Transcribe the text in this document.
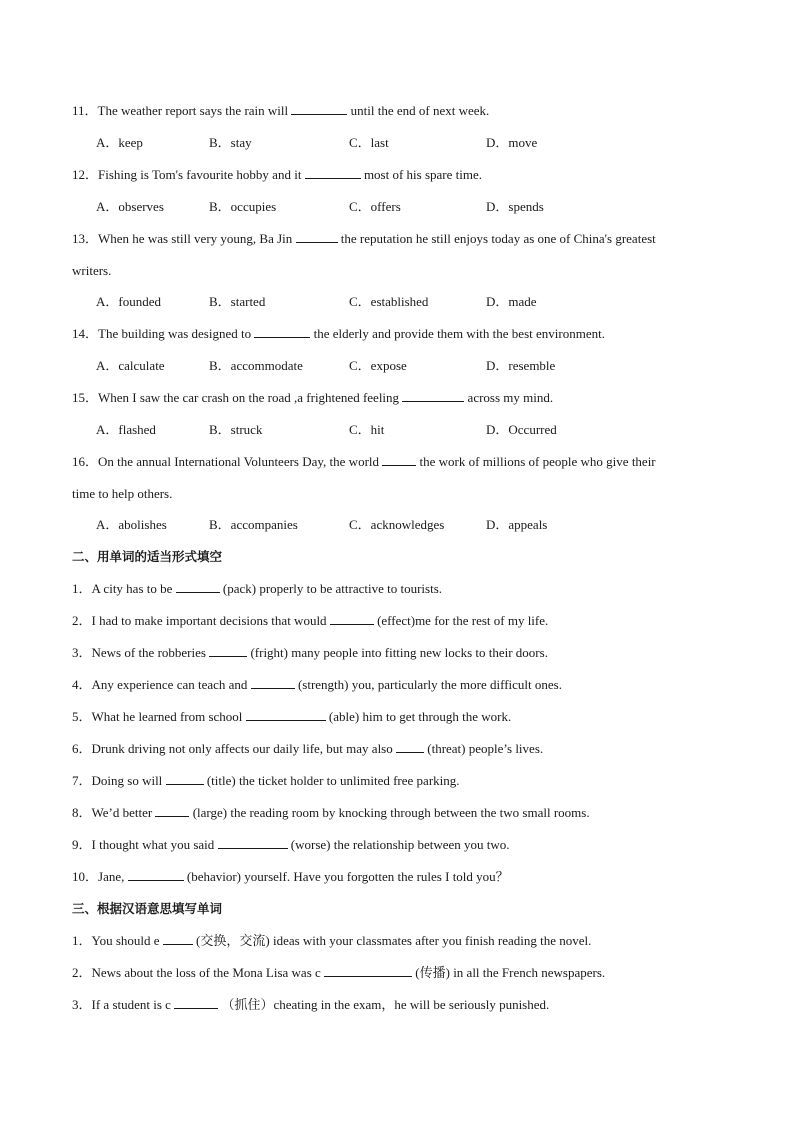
11．The weather report says the rain will	until the end of next week.
A．keep	B．stay	C．last	D．move
12．Fishing is Tom's favourite hobby and it	most of his spare time.
A．observes	B．occupies	C．offers	D．spends
13．When he was still very young, Ba Jin	the reputation he still enjoys today as one of China's greatest
writers.
A．founded	B．started	C．established	D．made
14．The building was designed to	the elderly and provide them with the best environment.
A．calculate	B．accommodate	C．expose	D．resemble
15．When I saw the car crash on the road ,a frightened feeling	across my mind.
A．flashed	B．struck	C．hit	D．Occurred
16．On the annual International Volunteers Day, the world	the work of millions of people who give their
time to help others.
A．abolishes	B．accompanies	C．acknowledges	D．appeals
二、用单词的适当形式填空
1．A city has to be	(pack) properly to be attractive to tourists.
2．I had to make important decisions that would	(effect)me for the rest of my life.
3．News of the robberies	(fright) many people into fitting new locks to their doors.
4．Any experience can teach and	(strength) you, particularly the more difficult ones.
5．What he learned from school	(able) him to get through the work.
6．Drunk driving not only affects our daily life, but may also	(threat) people’s lives.
7．Doing so will	(title) the ticket holder to unlimited free parking.
8．We’d better	(large) the reading room by knocking through between the two small rooms.
9．I thought what you said	(worse) the relationship between you two.
10．Jane,	(behavior) yourself. Have you forgotten the rules I told you？
三、根据汉语意思填写单词
1．You should e	(交换，交流) ideas with your classmates after you finish reading the novel.
2．News about the loss of the Mona Lisa was c	(传播) in all the French newspapers.
3．If a student is c	（抓住）cheating in the exam，he will be seriously punished.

****

DIRECTIONS FOR THIS TASK:
How many of the lines above include the string "will"? Answer with the number only.

RESULT:
3